_Instructions for the task_
Which lines contain the word "months"? Return each of them as written.

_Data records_
------------
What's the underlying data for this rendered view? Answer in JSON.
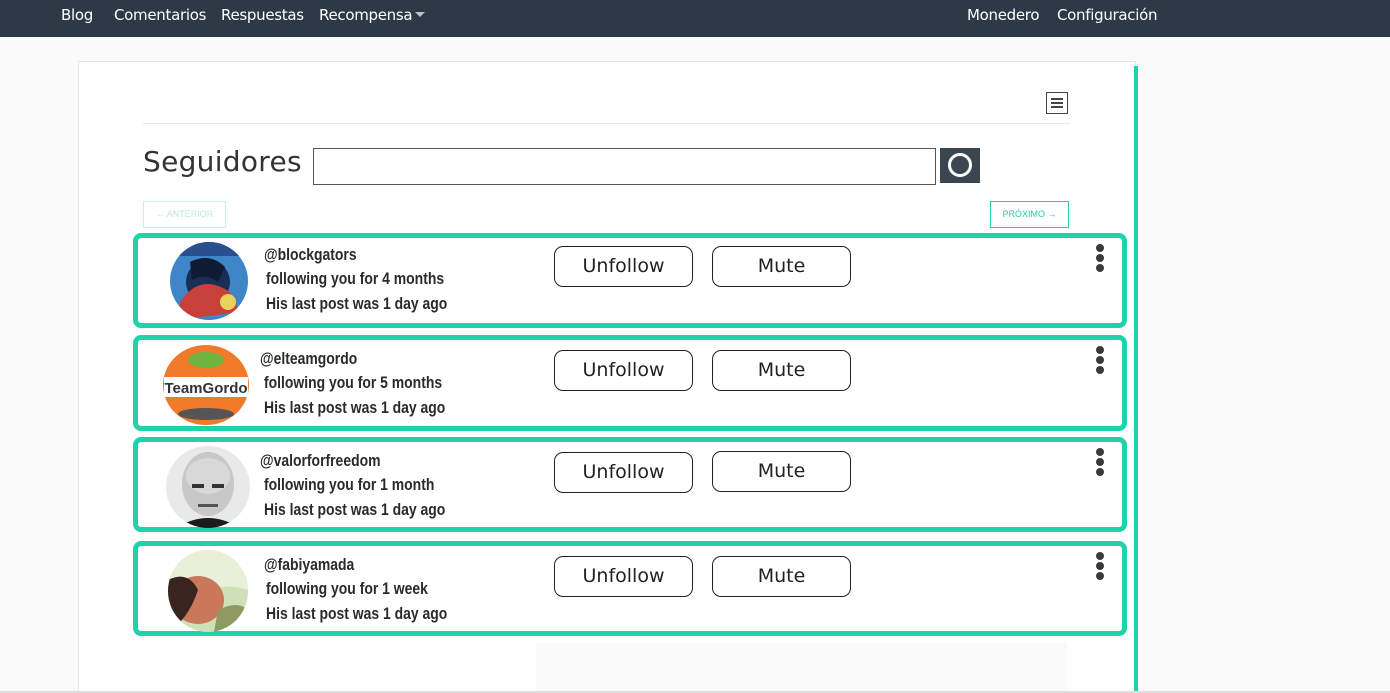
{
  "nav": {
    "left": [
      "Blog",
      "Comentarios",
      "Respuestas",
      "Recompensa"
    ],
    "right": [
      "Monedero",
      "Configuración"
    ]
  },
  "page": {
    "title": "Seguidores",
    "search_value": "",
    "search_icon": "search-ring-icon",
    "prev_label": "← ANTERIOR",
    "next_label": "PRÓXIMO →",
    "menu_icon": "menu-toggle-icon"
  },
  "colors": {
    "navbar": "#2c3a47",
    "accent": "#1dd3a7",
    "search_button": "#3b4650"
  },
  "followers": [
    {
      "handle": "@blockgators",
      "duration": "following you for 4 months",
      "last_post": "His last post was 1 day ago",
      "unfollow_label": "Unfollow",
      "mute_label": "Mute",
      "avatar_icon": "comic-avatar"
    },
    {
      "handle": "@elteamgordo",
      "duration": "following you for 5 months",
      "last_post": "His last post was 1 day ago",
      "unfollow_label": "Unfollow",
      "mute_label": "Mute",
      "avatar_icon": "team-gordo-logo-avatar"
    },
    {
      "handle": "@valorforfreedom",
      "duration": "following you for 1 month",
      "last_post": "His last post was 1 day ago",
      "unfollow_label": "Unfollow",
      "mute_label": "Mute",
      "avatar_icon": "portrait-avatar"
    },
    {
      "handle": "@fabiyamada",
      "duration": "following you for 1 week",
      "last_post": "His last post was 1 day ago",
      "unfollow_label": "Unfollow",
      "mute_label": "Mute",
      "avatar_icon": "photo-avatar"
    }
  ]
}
------------
_Reply to the task_
      "duration": "following you for 4 months",
      "duration": "following you for 5 months",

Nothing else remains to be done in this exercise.